------ Extracted records

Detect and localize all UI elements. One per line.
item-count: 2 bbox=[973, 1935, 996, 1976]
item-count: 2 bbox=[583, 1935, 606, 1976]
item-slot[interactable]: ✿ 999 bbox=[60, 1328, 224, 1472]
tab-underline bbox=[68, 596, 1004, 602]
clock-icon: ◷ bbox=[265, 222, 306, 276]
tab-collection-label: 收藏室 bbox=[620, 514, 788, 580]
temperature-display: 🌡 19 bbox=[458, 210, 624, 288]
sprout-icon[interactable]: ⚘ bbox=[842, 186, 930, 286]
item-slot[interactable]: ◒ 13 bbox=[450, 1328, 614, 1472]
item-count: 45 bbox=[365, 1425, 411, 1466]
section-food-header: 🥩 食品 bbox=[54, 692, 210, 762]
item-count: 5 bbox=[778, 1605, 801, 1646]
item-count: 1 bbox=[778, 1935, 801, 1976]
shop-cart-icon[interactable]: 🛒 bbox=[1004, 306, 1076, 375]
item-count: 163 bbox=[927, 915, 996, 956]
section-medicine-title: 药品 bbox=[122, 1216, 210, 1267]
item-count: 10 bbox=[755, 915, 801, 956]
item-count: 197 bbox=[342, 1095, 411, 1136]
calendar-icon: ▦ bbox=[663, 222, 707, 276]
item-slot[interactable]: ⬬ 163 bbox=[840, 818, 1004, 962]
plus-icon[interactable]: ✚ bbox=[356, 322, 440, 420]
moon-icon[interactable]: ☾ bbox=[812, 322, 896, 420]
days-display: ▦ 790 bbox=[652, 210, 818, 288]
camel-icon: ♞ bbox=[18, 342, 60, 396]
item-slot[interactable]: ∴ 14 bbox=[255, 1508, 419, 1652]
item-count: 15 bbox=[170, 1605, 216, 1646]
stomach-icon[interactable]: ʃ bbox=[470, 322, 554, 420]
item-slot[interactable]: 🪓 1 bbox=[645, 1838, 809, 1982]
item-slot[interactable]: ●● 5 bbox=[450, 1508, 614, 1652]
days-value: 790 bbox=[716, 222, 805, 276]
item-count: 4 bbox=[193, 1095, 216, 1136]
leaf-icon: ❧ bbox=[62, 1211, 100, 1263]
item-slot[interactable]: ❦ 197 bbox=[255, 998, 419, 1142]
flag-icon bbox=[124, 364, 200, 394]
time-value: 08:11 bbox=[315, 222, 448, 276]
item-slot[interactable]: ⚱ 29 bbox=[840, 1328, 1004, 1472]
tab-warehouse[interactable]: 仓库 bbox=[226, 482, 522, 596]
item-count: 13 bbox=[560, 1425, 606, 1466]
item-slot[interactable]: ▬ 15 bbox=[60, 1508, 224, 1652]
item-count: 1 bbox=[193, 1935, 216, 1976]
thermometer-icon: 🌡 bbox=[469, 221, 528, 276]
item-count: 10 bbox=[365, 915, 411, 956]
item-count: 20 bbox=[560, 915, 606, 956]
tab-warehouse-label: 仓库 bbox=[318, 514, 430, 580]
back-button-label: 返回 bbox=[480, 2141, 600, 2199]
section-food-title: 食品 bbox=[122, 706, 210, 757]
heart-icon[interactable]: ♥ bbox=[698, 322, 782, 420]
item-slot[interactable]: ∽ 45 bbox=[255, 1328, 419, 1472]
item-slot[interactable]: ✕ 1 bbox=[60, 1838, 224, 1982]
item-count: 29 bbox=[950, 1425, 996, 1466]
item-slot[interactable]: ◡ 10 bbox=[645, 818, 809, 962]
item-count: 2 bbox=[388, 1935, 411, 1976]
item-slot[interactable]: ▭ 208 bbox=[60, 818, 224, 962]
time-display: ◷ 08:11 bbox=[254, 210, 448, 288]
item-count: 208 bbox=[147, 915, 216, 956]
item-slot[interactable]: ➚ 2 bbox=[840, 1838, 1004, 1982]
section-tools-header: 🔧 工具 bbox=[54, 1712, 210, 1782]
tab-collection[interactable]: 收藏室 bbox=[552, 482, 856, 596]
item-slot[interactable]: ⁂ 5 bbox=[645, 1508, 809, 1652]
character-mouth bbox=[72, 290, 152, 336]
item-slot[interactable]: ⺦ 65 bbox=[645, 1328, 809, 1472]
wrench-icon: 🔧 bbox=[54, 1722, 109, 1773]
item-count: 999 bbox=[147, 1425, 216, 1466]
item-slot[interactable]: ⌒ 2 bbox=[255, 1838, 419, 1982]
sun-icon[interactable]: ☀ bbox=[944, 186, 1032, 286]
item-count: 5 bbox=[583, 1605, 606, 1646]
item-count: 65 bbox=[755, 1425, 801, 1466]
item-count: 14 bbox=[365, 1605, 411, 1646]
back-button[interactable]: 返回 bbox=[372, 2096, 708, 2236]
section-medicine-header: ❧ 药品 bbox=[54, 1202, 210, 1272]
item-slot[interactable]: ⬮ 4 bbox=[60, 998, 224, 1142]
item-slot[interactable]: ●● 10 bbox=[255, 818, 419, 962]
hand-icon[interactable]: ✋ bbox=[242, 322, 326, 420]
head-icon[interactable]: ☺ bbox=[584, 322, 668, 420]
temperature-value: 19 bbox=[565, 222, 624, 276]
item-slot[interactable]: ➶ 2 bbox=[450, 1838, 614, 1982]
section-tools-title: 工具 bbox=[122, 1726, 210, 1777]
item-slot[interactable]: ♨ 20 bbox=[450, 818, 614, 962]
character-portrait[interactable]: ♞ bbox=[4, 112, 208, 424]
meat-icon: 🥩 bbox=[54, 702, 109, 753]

------------

**Stated goal**
Reproduce every line of the records above, keeping each character unchanged.

**Exercise response**
Detect and localize all UI elements. One per line.
item-count: 2 bbox=[973, 1935, 996, 1976]
item-count: 2 bbox=[583, 1935, 606, 1976]
item-slot[interactable]: ✿ 999 bbox=[60, 1328, 224, 1472]
tab-underline bbox=[68, 596, 1004, 602]
clock-icon: ◷ bbox=[265, 222, 306, 276]
tab-collection-label: 收藏室 bbox=[620, 514, 788, 580]
temperature-display: 🌡 19 bbox=[458, 210, 624, 288]
sprout-icon[interactable]: ⚘ bbox=[842, 186, 930, 286]
item-slot[interactable]: ◒ 13 bbox=[450, 1328, 614, 1472]
item-count: 45 bbox=[365, 1425, 411, 1466]
section-food-header: 🥩 食品 bbox=[54, 692, 210, 762]
item-count: 5 bbox=[778, 1605, 801, 1646]
item-count: 1 bbox=[778, 1935, 801, 1976]
shop-cart-icon[interactable]: 🛒 bbox=[1004, 306, 1076, 375]
item-count: 163 bbox=[927, 915, 996, 956]
section-medicine-title: 药品 bbox=[122, 1216, 210, 1267]
item-count: 10 bbox=[755, 915, 801, 956]
item-count: 197 bbox=[342, 1095, 411, 1136]
calendar-icon: ▦ bbox=[663, 222, 707, 276]
item-slot[interactable]: ⬬ 163 bbox=[840, 818, 1004, 962]
plus-icon[interactable]: ✚ bbox=[356, 322, 440, 420]
moon-icon[interactable]: ☾ bbox=[812, 322, 896, 420]
days-display: ▦ 790 bbox=[652, 210, 818, 288]
camel-icon: ♞ bbox=[18, 342, 60, 396]
item-slot[interactable]: ∴ 14 bbox=[255, 1508, 419, 1652]
item-count: 15 bbox=[170, 1605, 216, 1646]
stomach-icon[interactable]: ʃ bbox=[470, 322, 554, 420]
item-slot[interactable]: 🪓 1 bbox=[645, 1838, 809, 1982]
item-slot[interactable]: ●● 5 bbox=[450, 1508, 614, 1652]
days-value: 790 bbox=[716, 222, 805, 276]
item-count: 4 bbox=[193, 1095, 216, 1136]
leaf-icon: ❧ bbox=[62, 1211, 100, 1263]
item-slot[interactable]: ❦ 197 bbox=[255, 998, 419, 1142]
flag-icon bbox=[124, 364, 200, 394]
time-value: 08:11 bbox=[315, 222, 448, 276]
item-slot[interactable]: ⚱ 29 bbox=[840, 1328, 1004, 1472]
tab-warehouse[interactable]: 仓库 bbox=[226, 482, 522, 596]
item-count: 13 bbox=[560, 1425, 606, 1466]
item-slot[interactable]: ▬ 15 bbox=[60, 1508, 224, 1652]
item-count: 1 bbox=[193, 1935, 216, 1976]
thermometer-icon: 🌡 bbox=[469, 221, 528, 276]
item-count: 10 bbox=[365, 915, 411, 956]
item-count: 20 bbox=[560, 915, 606, 956]
tab-warehouse-label: 仓库 bbox=[318, 514, 430, 580]
back-button-label: 返回 bbox=[480, 2141, 600, 2199]
section-food-title: 食品 bbox=[122, 706, 210, 757]
heart-icon[interactable]: ♥ bbox=[698, 322, 782, 420]
item-slot[interactable]: ∽ 45 bbox=[255, 1328, 419, 1472]
item-slot[interactable]: ✕ 1 bbox=[60, 1838, 224, 1982]
item-count: 29 bbox=[950, 1425, 996, 1466]
item-slot[interactable]: ◡ 10 bbox=[645, 818, 809, 962]
item-count: 2 bbox=[388, 1935, 411, 1976]
item-slot[interactable]: ▭ 208 bbox=[60, 818, 224, 962]
time-display: ◷ 08:11 bbox=[254, 210, 448, 288]
item-count: 208 bbox=[147, 915, 216, 956]
item-slot[interactable]: ➚ 2 bbox=[840, 1838, 1004, 1982]
section-tools-header: 🔧 工具 bbox=[54, 1712, 210, 1782]
tab-collection[interactable]: 收藏室 bbox=[552, 482, 856, 596]
item-slot[interactable]: ⁂ 5 bbox=[645, 1508, 809, 1652]
character-mouth bbox=[72, 290, 152, 336]
item-slot[interactable]: ⺦ 65 bbox=[645, 1328, 809, 1472]
wrench-icon: 🔧 bbox=[54, 1722, 109, 1773]
item-count: 999 bbox=[147, 1425, 216, 1466]
item-slot[interactable]: ⌒ 2 bbox=[255, 1838, 419, 1982]
sun-icon[interactable]: ☀ bbox=[944, 186, 1032, 286]
item-count: 5 bbox=[583, 1605, 606, 1646]
item-count: 65 bbox=[755, 1425, 801, 1466]
item-count: 14 bbox=[365, 1605, 411, 1646]
back-button[interactable]: 返回 bbox=[372, 2096, 708, 2236]
section-medicine-header: ❧ 药品 bbox=[54, 1202, 210, 1272]
item-slot[interactable]: ⬮ 4 bbox=[60, 998, 224, 1142]
item-slot[interactable]: ●● 10 bbox=[255, 818, 419, 962]
hand-icon[interactable]: ✋ bbox=[242, 322, 326, 420]
head-icon[interactable]: ☺ bbox=[584, 322, 668, 420]
temperature-value: 19 bbox=[565, 222, 624, 276]
item-slot[interactable]: ➶ 2 bbox=[450, 1838, 614, 1982]
section-tools-title: 工具 bbox=[122, 1726, 210, 1777]
item-slot[interactable]: ♨ 20 bbox=[450, 818, 614, 962]
character-portrait[interactable]: ♞ bbox=[4, 112, 208, 424]
meat-icon: 🥩 bbox=[54, 702, 109, 753]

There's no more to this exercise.